Reproduce only the lines that run from the line with "Decode this image" to the last line of the material, both ends included, exactly as they appear.

Dataset entries:
================

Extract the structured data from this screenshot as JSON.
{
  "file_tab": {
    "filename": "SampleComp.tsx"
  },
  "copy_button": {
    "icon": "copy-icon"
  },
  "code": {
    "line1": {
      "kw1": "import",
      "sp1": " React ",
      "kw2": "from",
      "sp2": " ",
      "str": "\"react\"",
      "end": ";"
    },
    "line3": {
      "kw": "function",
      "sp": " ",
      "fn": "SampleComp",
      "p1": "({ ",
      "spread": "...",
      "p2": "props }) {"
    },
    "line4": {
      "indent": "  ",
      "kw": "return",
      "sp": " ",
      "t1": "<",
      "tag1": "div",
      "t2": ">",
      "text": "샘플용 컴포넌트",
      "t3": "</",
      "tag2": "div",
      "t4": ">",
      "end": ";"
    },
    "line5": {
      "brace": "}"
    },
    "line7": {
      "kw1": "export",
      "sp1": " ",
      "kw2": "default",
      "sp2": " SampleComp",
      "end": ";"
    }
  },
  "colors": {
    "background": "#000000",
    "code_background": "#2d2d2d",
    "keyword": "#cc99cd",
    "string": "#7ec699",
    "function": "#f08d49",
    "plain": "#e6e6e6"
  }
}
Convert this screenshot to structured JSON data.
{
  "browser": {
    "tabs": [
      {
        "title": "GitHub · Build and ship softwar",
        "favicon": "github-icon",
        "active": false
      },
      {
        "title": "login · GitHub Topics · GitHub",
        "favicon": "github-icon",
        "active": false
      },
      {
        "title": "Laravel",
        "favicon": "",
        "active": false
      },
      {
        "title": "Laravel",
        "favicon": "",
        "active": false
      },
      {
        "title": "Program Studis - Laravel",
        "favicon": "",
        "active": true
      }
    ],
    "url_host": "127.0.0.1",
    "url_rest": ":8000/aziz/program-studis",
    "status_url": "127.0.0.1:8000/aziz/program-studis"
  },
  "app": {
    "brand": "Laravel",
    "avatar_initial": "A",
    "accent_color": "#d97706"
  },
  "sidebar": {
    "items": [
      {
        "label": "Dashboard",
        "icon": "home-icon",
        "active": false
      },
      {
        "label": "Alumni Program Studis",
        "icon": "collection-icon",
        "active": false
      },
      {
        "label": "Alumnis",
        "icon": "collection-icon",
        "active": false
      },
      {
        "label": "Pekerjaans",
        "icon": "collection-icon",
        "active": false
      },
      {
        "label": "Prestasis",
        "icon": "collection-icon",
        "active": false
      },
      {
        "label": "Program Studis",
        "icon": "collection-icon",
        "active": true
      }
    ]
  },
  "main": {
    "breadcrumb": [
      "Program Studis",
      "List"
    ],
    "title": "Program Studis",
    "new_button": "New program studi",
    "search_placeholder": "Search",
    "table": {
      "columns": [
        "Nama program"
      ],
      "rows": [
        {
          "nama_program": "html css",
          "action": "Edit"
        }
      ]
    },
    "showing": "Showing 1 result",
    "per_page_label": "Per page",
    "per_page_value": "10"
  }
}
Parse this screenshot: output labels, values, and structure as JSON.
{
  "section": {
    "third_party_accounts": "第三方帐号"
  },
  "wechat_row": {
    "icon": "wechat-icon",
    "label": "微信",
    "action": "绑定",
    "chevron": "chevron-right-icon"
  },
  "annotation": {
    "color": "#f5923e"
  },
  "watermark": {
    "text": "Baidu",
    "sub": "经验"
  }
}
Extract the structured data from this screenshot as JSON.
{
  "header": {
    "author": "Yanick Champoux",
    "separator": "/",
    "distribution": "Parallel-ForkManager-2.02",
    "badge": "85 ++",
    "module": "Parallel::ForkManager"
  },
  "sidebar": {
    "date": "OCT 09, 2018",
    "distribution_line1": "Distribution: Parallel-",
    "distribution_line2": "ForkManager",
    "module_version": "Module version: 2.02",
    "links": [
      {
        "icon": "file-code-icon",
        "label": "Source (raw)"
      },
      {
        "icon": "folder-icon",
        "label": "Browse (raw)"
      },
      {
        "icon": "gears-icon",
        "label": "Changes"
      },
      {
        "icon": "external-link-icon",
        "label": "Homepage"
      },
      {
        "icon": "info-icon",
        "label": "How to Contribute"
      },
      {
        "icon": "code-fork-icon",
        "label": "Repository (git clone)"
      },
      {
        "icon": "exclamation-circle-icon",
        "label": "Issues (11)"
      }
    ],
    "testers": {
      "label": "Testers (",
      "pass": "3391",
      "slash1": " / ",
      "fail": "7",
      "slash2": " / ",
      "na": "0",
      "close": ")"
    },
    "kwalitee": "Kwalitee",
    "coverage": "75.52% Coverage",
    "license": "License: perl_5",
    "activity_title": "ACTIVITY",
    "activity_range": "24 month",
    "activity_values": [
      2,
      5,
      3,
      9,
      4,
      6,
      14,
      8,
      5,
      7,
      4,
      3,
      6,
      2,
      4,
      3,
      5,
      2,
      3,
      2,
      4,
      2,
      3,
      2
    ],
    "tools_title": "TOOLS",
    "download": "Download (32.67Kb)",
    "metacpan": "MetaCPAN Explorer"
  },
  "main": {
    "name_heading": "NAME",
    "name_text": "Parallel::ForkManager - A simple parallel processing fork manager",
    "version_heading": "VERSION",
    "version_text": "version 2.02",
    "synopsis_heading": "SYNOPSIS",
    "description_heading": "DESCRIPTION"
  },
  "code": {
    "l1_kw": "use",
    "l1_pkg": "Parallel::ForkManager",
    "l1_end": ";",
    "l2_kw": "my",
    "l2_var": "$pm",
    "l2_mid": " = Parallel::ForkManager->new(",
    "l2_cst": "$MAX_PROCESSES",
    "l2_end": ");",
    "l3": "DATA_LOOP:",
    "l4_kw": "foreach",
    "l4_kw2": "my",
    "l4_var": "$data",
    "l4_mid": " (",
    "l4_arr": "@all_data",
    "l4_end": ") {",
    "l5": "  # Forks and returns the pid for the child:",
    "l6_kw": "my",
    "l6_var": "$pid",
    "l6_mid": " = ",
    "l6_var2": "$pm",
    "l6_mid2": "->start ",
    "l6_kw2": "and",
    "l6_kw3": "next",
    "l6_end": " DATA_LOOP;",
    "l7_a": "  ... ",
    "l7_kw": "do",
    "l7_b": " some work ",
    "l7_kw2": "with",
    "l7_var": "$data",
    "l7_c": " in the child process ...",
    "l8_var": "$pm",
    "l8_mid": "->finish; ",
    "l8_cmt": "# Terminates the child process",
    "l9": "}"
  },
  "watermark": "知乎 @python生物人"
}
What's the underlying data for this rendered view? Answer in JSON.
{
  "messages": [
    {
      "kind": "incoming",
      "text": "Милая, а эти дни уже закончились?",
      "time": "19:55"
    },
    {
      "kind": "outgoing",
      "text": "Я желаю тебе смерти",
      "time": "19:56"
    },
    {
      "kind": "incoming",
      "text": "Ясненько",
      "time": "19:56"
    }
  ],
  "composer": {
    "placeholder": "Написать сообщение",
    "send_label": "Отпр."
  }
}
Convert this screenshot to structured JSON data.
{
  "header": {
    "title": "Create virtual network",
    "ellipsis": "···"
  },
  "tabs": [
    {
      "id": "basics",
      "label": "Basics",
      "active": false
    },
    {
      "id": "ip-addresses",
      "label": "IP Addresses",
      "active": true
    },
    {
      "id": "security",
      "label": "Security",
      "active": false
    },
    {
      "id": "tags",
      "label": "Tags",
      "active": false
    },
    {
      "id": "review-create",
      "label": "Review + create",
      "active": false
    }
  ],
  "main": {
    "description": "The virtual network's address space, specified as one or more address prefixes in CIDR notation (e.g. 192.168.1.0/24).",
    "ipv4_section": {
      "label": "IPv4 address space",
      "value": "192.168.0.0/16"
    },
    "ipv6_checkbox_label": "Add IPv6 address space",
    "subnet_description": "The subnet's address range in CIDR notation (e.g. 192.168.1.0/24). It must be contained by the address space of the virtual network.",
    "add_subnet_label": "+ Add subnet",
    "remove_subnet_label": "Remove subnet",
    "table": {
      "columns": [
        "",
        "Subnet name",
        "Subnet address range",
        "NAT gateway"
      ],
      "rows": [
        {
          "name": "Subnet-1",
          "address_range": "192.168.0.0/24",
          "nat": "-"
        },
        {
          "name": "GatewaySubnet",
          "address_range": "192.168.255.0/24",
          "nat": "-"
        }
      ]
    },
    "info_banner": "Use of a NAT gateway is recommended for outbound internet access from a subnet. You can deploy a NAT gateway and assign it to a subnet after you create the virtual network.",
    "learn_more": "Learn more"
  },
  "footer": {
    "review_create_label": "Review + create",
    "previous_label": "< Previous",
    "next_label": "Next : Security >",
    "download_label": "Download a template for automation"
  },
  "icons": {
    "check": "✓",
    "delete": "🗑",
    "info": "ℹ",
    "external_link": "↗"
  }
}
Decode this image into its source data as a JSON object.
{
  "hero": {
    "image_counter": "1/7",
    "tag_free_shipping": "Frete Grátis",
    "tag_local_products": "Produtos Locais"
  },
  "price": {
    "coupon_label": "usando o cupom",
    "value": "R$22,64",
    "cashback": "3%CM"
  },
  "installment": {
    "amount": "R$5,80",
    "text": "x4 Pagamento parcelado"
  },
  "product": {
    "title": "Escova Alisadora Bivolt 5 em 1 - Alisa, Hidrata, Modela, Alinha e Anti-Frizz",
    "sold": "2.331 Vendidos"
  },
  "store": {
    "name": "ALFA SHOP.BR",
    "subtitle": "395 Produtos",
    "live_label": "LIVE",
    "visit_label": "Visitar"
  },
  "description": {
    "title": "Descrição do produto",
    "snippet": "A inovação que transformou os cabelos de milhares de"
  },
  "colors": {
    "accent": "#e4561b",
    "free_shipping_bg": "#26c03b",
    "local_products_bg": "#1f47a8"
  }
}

================

Result of this exercise:
Decode this image into its source data as a JSON object.
{
  "hero": {
    "image_counter": "1/7",
    "tag_free_shipping": "Frete Grátis",
    "tag_local_products": "Produtos Locais"
  },
  "price": {
    "coupon_label": "usando o cupom",
    "value": "R$22,64",
    "cashback": "3%CM"
  },
  "installment": {
    "amount": "R$5,80",
    "text": "x4 Pagamento parcelado"
  },
  "product": {
    "title": "Escova Alisadora Bivolt 5 em 1 - Alisa, Hidrata, Modela, Alinha e Anti-Frizz",
    "sold": "2.331 Vendidos"
  },
  "store": {
    "name": "ALFA SHOP.BR",
    "subtitle": "395 Produtos",
    "live_label": "LIVE",
    "visit_label": "Visitar"
  },
  "description": {
    "title": "Descrição do produto",
    "snippet": "A inovação que transformou os cabelos de milhares de"
  },
  "colors": {
    "accent": "#e4561b",
    "free_shipping_bg": "#26c03b",
    "local_products_bg": "#1f47a8"
  }
}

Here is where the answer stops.